[Items from a figure collection]
· · · · · · ·

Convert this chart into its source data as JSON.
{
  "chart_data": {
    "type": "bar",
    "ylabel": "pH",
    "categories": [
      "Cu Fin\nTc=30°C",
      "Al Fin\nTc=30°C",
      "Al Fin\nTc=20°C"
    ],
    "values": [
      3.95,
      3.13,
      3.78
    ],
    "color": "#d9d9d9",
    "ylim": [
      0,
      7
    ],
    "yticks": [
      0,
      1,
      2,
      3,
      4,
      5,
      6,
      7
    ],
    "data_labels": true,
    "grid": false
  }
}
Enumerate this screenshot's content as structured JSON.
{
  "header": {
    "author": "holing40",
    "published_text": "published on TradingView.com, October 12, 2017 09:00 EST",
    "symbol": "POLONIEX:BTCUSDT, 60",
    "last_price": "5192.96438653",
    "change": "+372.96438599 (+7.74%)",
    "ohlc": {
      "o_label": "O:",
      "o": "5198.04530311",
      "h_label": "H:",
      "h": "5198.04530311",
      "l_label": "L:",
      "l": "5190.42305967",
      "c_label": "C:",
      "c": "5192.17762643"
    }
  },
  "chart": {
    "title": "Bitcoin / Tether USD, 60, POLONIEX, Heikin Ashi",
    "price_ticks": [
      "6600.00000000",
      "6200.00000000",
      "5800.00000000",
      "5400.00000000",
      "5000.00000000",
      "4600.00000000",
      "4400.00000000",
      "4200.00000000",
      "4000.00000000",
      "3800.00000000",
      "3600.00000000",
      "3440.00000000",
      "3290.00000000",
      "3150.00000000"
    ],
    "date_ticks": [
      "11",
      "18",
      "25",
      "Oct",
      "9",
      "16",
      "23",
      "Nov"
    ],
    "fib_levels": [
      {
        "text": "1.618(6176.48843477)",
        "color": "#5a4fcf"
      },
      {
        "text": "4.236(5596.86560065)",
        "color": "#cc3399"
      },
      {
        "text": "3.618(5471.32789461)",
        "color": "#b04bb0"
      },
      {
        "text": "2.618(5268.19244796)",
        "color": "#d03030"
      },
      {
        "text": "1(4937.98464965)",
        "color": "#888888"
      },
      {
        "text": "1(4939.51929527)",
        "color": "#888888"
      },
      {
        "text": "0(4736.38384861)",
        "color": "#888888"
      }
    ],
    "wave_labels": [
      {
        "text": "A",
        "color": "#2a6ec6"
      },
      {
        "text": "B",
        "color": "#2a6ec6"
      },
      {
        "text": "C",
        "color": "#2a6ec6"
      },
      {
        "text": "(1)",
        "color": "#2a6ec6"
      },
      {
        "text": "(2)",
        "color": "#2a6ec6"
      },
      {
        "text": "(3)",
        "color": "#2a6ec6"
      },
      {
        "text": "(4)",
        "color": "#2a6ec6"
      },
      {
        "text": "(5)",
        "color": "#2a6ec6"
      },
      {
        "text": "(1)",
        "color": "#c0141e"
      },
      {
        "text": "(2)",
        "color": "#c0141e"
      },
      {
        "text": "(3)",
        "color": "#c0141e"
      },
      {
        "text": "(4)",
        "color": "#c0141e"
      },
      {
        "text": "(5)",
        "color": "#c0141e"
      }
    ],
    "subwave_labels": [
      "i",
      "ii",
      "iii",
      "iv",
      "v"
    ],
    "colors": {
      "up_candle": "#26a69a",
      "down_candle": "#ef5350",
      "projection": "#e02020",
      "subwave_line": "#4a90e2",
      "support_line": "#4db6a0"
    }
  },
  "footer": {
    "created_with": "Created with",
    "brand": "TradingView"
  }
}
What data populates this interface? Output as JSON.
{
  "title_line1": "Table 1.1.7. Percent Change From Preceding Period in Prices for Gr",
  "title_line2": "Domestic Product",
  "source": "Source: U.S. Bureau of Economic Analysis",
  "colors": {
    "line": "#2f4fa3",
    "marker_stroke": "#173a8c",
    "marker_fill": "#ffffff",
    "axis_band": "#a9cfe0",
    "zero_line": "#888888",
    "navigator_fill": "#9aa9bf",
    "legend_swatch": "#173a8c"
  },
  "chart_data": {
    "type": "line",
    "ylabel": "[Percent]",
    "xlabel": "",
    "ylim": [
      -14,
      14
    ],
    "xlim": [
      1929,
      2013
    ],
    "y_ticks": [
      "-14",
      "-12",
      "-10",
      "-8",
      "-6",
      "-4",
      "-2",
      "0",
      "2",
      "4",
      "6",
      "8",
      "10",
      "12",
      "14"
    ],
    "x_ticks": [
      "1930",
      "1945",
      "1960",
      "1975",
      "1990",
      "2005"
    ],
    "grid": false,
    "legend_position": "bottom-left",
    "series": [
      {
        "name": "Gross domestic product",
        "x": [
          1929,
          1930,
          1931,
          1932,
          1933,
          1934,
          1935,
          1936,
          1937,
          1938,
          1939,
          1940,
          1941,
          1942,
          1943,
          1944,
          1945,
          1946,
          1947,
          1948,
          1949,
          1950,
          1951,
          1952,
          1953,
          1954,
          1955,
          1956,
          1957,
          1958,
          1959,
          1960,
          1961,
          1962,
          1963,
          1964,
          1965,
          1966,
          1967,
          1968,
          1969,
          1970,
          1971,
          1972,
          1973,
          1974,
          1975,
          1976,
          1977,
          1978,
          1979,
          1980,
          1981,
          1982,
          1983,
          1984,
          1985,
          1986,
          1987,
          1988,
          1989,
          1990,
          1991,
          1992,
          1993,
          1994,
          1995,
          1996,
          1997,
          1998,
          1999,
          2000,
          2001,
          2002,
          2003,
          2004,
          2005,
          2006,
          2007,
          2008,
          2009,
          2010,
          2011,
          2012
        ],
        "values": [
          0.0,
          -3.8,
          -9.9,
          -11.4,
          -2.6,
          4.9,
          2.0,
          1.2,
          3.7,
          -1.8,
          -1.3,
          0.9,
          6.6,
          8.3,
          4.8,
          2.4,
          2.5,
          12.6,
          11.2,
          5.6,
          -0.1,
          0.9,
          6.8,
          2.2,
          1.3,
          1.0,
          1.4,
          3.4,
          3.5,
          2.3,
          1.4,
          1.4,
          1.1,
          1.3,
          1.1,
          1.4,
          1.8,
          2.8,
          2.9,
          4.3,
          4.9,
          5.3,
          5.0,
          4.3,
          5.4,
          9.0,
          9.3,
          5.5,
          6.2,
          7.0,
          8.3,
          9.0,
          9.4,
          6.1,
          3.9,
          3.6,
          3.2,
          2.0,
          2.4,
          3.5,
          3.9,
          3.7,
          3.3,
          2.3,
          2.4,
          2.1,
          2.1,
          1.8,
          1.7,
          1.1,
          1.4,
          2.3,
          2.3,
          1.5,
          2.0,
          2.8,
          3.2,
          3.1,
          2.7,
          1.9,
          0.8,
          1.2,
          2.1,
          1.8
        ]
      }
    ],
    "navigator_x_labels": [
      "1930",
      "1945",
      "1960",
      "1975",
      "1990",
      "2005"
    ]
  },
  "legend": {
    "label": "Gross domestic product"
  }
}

· · · · · · ·

### WHAT YOU WILL DO:
Report only the number of lines in the records that include the word "source".

### TASK ANSWER:
2